What to work on:
Reproduce each of the lines word for word.

Extracted data:
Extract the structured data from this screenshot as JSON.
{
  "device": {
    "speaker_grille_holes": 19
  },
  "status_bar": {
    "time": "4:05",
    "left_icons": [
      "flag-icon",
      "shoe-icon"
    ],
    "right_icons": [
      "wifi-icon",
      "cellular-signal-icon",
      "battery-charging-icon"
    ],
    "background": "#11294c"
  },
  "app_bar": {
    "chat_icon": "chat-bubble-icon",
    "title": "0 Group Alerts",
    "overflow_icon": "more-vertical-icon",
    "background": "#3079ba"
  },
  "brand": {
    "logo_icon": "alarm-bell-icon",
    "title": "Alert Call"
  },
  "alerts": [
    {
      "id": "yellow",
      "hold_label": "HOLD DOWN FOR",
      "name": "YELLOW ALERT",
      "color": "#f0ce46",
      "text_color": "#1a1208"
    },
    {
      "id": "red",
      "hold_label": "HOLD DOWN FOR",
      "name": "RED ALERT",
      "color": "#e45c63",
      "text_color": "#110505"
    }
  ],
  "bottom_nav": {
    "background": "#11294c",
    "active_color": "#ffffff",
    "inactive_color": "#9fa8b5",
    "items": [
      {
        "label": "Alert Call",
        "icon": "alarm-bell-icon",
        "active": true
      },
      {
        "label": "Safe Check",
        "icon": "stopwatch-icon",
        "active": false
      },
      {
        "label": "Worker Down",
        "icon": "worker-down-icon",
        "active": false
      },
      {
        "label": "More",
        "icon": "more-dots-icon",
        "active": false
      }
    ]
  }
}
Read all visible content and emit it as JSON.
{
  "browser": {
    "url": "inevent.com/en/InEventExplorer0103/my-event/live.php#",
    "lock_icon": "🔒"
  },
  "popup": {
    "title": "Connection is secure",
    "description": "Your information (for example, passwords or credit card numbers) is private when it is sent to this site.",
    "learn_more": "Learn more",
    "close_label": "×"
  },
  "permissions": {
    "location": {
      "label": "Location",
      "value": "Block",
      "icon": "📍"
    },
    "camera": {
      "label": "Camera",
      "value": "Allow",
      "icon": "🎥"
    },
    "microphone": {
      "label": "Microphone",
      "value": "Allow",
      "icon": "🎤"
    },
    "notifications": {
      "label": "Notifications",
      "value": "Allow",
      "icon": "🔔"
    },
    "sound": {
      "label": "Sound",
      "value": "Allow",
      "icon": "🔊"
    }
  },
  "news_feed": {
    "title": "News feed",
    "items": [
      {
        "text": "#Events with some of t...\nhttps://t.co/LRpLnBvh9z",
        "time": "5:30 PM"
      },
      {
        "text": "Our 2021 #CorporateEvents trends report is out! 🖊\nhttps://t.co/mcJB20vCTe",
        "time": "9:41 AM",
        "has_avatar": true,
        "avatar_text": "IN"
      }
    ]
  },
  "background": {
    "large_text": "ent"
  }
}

Result of this exercise:
Extract the structured data from this screenshot as JSON.
{
  "device": {
    "speaker_grille_holes": 19
  },
  "status_bar": {
    "time": "4:05",
    "left_icons": [
      "flag-icon",
      "shoe-icon"
    ],
    "right_icons": [
      "wifi-icon",
      "cellular-signal-icon",
      "battery-charging-icon"
    ],
    "background": "#11294c"
  },
  "app_bar": {
    "chat_icon": "chat-bubble-icon",
    "title": "0 Group Alerts",
    "overflow_icon": "more-vertical-icon",
    "background": "#3079ba"
  },
  "brand": {
    "logo_icon": "alarm-bell-icon",
    "title": "Alert Call"
  },
  "alerts": [
    {
      "id": "yellow",
      "hold_label": "HOLD DOWN FOR",
      "name": "YELLOW ALERT",
      "color": "#f0ce46",
      "text_color": "#1a1208"
    },
    {
      "id": "red",
      "hold_label": "HOLD DOWN FOR",
      "name": "RED ALERT",
      "color": "#e45c63",
      "text_color": "#110505"
    }
  ],
  "bottom_nav": {
    "background": "#11294c",
    "active_color": "#ffffff",
    "inactive_color": "#9fa8b5",
    "items": [
      {
        "label": "Alert Call",
        "icon": "alarm-bell-icon",
        "active": true
      },
      {
        "label": "Safe Check",
        "icon": "stopwatch-icon",
        "active": false
      },
      {
        "label": "Worker Down",
        "icon": "worker-down-icon",
        "active": false
      },
      {
        "label": "More",
        "icon": "more-dots-icon",
        "active": false
      }
    ]
  }
}
Read all visible content and emit it as JSON.
{
  "browser": {
    "url": "inevent.com/en/InEventExplorer0103/my-event/live.php#",
    "lock_icon": "🔒"
  },
  "popup": {
    "title": "Connection is secure",
    "description": "Your information (for example, passwords or credit card numbers) is private when it is sent to this site.",
    "learn_more": "Learn more",
    "close_label": "×"
  },
  "permissions": {
    "location": {
      "label": "Location",
      "value": "Block",
      "icon": "📍"
    },
    "camera": {
      "label": "Camera",
      "value": "Allow",
      "icon": "🎥"
    },
    "microphone": {
      "label": "Microphone",
      "value": "Allow",
      "icon": "🎤"
    },
    "notifications": {
      "label": "Notifications",
      "value": "Allow",
      "icon": "🔔"
    },
    "sound": {
      "label": "Sound",
      "value": "Allow",
      "icon": "🔊"
    }
  },
  "news_feed": {
    "title": "News feed",
    "items": [
      {
        "text": "#Events with some of t...\nhttps://t.co/LRpLnBvh9z",
        "time": "5:30 PM"
      },
      {
        "text": "Our 2021 #CorporateEvents trends report is out! 🖊\nhttps://t.co/mcJB20vCTe",
        "time": "9:41 AM",
        "has_avatar": true,
        "avatar_text": "IN"
      }
    ]
  },
  "background": {
    "large_text": "ent"
  }
}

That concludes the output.